Start of Data excerpts

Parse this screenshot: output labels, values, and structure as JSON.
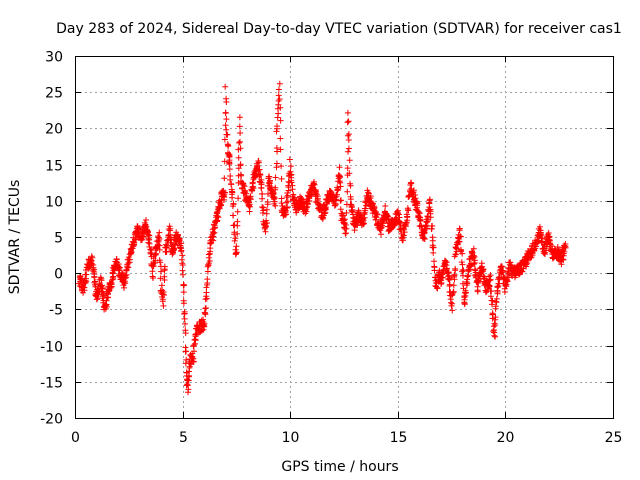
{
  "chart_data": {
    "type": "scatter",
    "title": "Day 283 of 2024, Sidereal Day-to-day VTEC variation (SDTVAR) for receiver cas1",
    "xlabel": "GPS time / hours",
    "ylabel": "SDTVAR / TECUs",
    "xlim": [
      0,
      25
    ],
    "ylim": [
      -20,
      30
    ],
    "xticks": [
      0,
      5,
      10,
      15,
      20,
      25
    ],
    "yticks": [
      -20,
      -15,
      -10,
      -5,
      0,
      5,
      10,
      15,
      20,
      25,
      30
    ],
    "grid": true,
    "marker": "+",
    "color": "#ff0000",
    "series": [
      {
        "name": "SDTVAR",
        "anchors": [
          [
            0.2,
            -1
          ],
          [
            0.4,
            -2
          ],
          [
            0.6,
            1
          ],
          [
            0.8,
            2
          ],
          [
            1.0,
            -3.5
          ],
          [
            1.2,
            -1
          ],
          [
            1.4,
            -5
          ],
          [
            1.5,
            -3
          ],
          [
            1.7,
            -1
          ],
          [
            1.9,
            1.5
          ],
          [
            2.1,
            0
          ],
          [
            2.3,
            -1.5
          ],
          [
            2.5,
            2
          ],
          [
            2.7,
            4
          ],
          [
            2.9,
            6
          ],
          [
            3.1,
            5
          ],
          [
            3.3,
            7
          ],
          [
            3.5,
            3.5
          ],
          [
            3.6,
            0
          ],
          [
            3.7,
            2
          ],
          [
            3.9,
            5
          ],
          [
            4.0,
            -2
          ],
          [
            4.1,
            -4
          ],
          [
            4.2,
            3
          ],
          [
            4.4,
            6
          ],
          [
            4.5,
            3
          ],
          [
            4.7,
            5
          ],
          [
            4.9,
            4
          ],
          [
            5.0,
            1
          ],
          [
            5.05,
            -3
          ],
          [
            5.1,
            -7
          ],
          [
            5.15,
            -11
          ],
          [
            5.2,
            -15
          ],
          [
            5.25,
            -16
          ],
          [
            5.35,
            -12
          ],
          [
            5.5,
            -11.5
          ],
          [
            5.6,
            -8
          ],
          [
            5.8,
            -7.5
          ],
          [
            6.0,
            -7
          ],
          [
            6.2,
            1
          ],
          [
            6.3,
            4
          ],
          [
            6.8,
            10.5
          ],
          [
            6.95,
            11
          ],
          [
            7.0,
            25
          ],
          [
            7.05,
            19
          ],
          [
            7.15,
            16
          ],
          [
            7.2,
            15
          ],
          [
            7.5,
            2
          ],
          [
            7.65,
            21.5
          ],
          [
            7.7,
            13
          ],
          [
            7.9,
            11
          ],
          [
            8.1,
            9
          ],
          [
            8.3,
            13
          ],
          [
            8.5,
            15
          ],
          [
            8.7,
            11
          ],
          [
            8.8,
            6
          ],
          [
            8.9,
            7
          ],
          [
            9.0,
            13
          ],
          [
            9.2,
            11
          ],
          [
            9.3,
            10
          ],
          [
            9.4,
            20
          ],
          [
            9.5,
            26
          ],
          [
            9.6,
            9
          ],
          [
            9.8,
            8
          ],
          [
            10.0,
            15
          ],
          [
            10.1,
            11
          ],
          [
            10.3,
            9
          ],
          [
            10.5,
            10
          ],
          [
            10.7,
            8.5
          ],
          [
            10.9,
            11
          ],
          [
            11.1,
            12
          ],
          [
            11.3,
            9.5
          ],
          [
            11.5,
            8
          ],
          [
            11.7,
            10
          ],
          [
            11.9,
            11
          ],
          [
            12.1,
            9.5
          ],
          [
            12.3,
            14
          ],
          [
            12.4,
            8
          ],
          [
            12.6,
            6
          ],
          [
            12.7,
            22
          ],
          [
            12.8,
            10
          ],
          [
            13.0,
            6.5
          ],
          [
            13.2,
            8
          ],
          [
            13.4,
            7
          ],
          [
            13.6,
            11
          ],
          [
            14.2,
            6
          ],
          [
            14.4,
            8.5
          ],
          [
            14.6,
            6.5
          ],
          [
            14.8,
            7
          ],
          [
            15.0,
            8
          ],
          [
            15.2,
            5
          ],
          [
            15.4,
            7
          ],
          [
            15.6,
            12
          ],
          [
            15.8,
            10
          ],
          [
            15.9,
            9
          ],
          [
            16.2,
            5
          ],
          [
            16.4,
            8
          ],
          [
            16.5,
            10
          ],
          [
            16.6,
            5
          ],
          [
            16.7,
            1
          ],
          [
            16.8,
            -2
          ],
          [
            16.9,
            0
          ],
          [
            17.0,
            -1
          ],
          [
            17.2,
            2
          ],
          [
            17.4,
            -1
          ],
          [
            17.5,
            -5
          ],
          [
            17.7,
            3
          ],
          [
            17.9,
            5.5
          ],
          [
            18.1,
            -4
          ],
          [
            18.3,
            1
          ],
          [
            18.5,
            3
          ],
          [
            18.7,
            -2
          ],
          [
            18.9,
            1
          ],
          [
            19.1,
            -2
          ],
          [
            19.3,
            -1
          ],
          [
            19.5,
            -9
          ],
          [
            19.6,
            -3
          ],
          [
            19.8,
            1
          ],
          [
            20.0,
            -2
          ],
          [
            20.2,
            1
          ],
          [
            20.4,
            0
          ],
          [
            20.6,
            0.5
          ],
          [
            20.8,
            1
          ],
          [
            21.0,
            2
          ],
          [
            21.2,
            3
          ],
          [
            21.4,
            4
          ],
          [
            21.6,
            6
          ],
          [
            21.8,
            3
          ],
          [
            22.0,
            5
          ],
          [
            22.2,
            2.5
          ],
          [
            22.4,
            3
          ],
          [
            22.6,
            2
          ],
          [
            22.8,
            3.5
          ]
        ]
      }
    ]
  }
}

End of Data excerpts

Job: Identify all lines in the records above with the word "SDTVAR".

Answer for this exercise:
    "title": "Day 283 of 2024, Sidereal Day-to-day VTEC variation (SDTVAR) for receiver cas1",
    "ylabel": "SDTVAR / TECUs",
        "name": "SDTVAR",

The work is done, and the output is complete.